### Work instructions
With the pictures left out, copy the listing below exactly.

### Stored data
--------------------
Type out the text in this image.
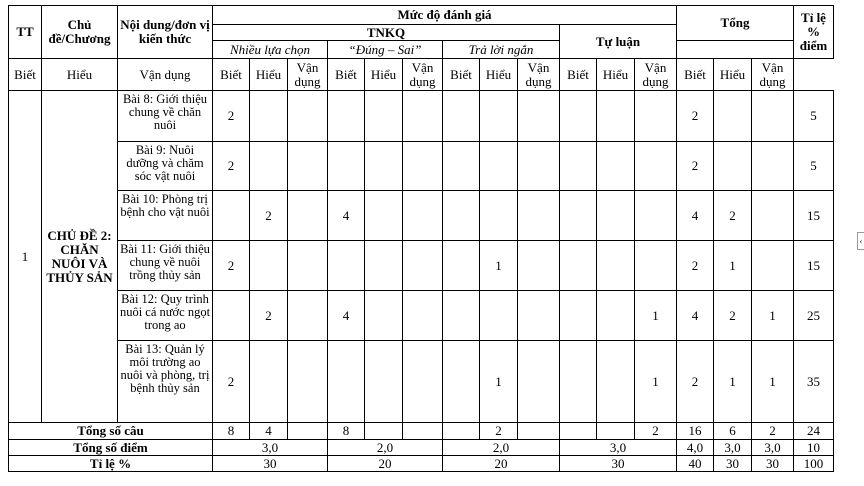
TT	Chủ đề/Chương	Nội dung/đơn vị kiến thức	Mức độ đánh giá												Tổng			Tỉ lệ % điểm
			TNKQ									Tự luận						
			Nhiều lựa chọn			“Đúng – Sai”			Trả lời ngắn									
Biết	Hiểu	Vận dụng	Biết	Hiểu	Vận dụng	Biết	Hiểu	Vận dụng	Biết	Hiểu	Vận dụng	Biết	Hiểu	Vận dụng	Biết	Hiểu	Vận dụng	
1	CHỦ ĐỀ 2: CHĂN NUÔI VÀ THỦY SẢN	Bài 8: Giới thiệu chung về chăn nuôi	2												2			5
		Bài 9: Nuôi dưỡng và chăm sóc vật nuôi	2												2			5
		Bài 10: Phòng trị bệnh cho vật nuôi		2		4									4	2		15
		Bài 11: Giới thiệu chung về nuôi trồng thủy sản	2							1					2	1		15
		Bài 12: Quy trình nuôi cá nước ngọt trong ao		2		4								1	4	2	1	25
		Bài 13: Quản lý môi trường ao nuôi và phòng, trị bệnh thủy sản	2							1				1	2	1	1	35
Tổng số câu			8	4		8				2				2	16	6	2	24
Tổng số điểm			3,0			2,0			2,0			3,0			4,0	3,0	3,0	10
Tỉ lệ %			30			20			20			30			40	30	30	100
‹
--------------------
### Answer below
Type out the text in this image.
TT	Chủ đề/Chương	Nội dung/đơn vị kiến thức	Mức độ đánh giá												Tổng			Tỉ lệ % điểm
			TNKQ									Tự luận						
			Nhiều lựa chọn			“Đúng – Sai”			Trả lời ngắn									
Biết	Hiểu	Vận dụng	Biết	Hiểu	Vận dụng	Biết	Hiểu	Vận dụng	Biết	Hiểu	Vận dụng	Biết	Hiểu	Vận dụng	Biết	Hiểu	Vận dụng	
1	CHỦ ĐỀ 2: CHĂN NUÔI VÀ THỦY SẢN	Bài 8: Giới thiệu chung về chăn nuôi	2												2			5
		Bài 9: Nuôi dưỡng và chăm sóc vật nuôi	2												2			5
		Bài 10: Phòng trị bệnh cho vật nuôi		2		4									4	2		15
		Bài 11: Giới thiệu chung về nuôi trồng thủy sản	2							1					2	1		15
		Bài 12: Quy trình nuôi cá nước ngọt trong ao		2		4								1	4	2	1	25
		Bài 13: Quản lý môi trường ao nuôi và phòng, trị bệnh thủy sản	2							1				1	2	1	1	35
Tổng số câu			8	4		8				2				2	16	6	2	24
Tổng số điểm			3,0			2,0			2,0			3,0			4,0	3,0	3,0	10
Tỉ lệ %			30			20			20			30			40	30	30	100
‹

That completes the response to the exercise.